# [Dataset records]
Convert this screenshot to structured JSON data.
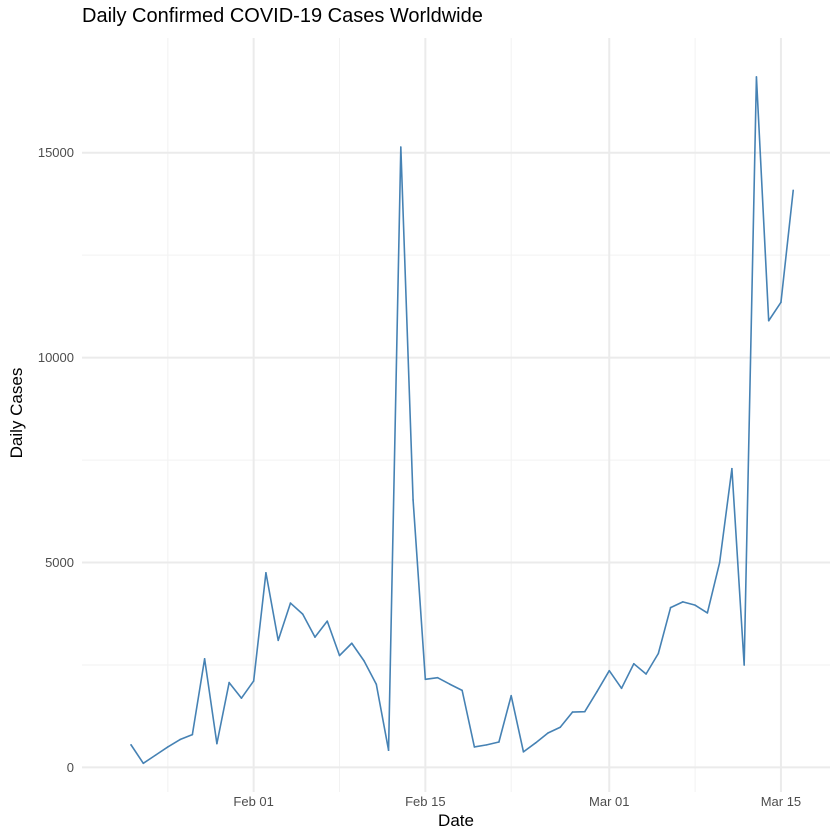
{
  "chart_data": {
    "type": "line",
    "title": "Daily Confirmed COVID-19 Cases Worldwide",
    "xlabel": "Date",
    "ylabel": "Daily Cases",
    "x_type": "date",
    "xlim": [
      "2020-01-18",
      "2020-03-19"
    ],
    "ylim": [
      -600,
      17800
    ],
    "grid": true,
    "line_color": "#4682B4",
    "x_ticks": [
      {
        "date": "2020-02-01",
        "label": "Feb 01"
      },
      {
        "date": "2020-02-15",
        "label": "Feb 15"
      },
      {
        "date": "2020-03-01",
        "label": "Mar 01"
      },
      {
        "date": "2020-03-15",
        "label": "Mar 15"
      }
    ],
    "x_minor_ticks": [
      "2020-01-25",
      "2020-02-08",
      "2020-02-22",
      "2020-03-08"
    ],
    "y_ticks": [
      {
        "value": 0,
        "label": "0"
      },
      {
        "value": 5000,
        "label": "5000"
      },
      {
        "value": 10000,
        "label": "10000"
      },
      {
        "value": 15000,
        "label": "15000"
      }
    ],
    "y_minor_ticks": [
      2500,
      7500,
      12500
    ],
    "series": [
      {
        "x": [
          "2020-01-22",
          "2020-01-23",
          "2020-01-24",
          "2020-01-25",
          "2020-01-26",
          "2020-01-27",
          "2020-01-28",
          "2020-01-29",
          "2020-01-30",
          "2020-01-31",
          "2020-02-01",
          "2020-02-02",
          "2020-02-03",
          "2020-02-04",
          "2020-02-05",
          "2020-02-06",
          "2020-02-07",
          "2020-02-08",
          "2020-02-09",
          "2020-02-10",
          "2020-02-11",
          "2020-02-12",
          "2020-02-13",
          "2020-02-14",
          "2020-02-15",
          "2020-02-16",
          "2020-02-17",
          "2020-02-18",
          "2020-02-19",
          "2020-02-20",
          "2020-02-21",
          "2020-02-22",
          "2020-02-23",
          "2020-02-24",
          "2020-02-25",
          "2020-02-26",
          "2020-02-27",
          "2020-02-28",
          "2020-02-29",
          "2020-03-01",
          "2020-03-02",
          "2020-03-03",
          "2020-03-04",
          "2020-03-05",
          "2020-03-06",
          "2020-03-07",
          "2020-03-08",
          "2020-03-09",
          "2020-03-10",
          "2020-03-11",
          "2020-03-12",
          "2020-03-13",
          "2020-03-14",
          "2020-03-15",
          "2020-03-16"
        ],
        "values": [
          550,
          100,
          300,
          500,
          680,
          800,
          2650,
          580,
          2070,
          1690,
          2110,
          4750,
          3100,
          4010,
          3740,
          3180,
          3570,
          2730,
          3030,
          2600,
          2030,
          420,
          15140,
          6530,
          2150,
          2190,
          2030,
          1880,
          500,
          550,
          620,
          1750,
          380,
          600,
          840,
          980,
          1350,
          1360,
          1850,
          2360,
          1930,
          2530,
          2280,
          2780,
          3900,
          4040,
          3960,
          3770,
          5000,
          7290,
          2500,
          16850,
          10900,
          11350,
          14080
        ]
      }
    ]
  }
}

* * *

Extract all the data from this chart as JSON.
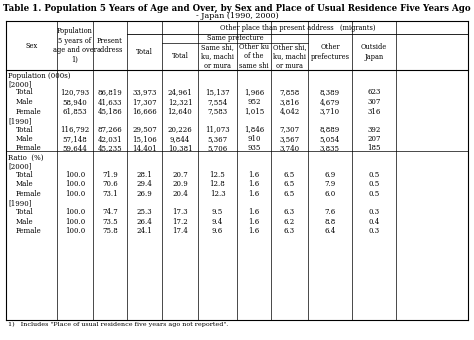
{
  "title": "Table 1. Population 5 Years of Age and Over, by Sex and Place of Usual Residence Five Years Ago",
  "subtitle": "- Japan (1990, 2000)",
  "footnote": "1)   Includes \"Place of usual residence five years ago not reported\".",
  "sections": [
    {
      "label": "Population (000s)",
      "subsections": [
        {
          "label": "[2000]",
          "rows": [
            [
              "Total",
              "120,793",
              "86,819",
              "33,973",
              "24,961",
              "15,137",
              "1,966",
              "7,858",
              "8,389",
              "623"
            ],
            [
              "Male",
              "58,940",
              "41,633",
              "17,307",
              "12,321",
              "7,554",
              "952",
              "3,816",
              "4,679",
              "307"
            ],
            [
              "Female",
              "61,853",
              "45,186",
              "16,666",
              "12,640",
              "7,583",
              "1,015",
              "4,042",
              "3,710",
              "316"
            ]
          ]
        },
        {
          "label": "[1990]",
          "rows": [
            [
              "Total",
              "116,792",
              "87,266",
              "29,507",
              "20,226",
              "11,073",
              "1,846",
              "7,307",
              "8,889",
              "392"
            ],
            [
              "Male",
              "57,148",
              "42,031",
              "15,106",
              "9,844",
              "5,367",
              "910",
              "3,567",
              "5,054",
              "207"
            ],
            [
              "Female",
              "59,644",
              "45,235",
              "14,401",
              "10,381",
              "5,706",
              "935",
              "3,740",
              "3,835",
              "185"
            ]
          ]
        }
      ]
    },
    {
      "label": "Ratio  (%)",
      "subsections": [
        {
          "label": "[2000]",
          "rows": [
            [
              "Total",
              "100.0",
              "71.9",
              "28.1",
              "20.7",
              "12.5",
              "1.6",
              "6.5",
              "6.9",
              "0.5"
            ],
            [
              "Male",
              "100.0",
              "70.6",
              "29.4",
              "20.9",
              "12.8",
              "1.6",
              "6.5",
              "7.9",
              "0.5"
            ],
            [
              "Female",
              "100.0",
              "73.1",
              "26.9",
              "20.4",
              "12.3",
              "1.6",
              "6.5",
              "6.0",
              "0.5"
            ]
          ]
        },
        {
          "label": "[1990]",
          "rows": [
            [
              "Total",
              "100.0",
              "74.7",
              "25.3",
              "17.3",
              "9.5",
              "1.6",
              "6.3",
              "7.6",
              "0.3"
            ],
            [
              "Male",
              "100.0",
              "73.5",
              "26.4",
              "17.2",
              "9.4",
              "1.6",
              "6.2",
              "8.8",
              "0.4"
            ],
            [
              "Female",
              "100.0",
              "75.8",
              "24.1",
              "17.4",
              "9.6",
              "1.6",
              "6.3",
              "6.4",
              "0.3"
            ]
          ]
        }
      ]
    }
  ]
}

# [Problem]
Find each line in the records holding the string "this" and show it.

# [Task response]
Convert this screenshot to structured JSON data.
Extract all the data from this chart as JSON.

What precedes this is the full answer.